> _Direction_:
Pick every line from the data that holds the word "here".

> _Record list_:
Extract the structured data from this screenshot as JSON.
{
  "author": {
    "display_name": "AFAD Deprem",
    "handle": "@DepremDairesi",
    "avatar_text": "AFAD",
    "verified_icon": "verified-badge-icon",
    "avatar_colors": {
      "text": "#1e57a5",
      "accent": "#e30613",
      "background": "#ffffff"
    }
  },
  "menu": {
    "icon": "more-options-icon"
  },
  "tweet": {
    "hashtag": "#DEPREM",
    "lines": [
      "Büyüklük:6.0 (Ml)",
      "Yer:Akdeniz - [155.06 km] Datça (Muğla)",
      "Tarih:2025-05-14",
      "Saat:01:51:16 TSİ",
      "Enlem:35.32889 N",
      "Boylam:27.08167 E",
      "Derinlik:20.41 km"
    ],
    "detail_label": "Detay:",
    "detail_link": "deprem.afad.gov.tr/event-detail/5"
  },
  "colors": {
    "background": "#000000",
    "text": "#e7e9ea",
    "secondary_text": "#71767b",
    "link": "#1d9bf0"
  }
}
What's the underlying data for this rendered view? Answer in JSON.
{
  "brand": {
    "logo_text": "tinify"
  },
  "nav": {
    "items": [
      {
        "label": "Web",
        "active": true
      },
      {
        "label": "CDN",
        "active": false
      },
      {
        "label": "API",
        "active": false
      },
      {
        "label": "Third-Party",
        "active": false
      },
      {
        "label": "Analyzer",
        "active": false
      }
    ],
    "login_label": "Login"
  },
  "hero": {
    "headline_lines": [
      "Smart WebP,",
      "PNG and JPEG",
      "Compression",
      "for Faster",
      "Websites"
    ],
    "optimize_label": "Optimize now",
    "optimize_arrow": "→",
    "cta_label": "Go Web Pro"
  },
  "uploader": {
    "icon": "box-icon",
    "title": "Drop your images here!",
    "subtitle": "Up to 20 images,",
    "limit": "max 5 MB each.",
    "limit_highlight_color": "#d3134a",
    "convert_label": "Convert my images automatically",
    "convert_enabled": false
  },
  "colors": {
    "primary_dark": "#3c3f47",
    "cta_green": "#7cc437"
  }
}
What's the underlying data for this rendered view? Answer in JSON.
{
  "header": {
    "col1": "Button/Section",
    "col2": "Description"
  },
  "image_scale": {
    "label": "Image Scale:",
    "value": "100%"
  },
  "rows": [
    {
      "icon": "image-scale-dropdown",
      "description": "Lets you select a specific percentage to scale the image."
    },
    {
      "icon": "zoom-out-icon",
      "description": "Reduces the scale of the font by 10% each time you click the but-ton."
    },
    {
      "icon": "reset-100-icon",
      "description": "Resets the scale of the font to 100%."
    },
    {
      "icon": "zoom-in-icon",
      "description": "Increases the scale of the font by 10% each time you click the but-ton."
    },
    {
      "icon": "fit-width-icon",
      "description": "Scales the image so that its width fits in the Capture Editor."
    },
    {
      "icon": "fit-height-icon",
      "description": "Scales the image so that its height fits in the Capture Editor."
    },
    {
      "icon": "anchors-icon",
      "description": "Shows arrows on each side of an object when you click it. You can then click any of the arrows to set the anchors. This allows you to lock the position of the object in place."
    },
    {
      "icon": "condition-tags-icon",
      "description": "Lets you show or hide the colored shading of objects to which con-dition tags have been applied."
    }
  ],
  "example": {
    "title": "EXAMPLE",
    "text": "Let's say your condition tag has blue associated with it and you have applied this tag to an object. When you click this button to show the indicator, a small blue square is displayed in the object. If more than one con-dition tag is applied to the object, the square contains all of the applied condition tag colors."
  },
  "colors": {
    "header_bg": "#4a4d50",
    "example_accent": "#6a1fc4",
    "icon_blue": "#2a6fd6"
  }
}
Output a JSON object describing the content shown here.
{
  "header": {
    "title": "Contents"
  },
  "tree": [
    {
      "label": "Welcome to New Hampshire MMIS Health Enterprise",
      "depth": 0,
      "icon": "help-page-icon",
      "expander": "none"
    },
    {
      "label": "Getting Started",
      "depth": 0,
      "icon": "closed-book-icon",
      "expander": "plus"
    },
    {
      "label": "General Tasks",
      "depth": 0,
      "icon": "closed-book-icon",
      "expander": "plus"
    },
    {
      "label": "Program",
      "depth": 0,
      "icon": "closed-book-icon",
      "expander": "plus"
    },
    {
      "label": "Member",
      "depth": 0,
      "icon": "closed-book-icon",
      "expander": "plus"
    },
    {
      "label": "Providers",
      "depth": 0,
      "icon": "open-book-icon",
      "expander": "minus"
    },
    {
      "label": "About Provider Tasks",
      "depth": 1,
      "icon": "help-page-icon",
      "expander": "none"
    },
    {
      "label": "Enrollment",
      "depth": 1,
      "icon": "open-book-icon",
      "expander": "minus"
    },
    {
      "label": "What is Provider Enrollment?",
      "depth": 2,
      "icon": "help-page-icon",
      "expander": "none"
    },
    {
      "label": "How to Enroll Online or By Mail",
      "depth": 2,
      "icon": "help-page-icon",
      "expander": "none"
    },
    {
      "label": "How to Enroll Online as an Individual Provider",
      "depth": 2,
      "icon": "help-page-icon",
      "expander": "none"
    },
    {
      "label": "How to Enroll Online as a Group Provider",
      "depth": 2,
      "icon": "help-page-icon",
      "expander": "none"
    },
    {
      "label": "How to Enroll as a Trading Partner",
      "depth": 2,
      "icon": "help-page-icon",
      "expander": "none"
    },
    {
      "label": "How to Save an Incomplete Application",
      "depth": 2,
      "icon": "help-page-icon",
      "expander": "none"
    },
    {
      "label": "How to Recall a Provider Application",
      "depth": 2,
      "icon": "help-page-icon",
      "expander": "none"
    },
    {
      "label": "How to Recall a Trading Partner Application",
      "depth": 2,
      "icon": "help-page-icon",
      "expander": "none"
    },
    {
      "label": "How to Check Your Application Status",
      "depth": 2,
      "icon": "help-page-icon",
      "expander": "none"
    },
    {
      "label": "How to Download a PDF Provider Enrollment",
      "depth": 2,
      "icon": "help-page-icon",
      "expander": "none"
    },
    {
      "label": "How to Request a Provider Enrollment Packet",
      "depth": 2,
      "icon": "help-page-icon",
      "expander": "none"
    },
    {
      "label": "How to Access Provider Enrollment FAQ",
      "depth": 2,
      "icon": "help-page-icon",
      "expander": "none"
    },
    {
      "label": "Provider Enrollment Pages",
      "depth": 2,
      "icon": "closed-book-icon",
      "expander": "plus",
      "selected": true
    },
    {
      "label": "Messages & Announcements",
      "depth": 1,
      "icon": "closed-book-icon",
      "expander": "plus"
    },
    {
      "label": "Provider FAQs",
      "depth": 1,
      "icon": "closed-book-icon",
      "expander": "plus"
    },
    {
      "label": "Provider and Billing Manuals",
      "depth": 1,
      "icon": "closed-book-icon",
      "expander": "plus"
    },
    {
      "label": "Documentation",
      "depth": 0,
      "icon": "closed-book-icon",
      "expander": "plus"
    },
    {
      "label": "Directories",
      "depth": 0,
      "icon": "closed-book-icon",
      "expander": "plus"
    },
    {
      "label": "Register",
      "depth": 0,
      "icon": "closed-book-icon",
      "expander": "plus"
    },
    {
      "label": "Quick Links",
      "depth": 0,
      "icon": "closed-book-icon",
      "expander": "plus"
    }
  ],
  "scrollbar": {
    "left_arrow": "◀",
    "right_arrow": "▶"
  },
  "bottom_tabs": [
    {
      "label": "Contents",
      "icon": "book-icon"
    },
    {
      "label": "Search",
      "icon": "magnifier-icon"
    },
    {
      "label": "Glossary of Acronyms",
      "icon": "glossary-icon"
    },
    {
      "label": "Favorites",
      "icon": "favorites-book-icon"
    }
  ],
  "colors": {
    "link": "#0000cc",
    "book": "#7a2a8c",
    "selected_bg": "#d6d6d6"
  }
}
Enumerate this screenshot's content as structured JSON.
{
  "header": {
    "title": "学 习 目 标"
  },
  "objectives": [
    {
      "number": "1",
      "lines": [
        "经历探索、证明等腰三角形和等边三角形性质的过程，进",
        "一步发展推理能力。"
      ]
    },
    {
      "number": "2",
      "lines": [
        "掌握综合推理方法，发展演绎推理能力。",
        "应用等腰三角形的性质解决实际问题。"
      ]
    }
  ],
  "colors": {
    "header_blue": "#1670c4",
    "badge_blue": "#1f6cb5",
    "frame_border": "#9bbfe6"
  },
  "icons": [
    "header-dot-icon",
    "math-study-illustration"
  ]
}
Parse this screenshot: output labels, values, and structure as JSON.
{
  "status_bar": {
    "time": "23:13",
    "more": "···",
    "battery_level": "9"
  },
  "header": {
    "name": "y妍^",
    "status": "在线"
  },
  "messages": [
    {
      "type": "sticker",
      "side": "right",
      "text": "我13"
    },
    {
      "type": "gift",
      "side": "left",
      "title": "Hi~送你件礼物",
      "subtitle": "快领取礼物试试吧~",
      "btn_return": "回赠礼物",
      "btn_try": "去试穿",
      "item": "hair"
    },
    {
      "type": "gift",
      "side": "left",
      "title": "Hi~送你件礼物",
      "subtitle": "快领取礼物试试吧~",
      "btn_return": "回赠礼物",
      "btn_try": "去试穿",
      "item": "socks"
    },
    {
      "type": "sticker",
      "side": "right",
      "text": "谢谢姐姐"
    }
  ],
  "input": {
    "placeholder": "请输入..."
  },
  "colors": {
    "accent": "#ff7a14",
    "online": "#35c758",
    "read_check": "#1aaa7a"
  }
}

> _Expected output_:
    "title": "Drop your images here!",
Output a JSON object describing the content shown here.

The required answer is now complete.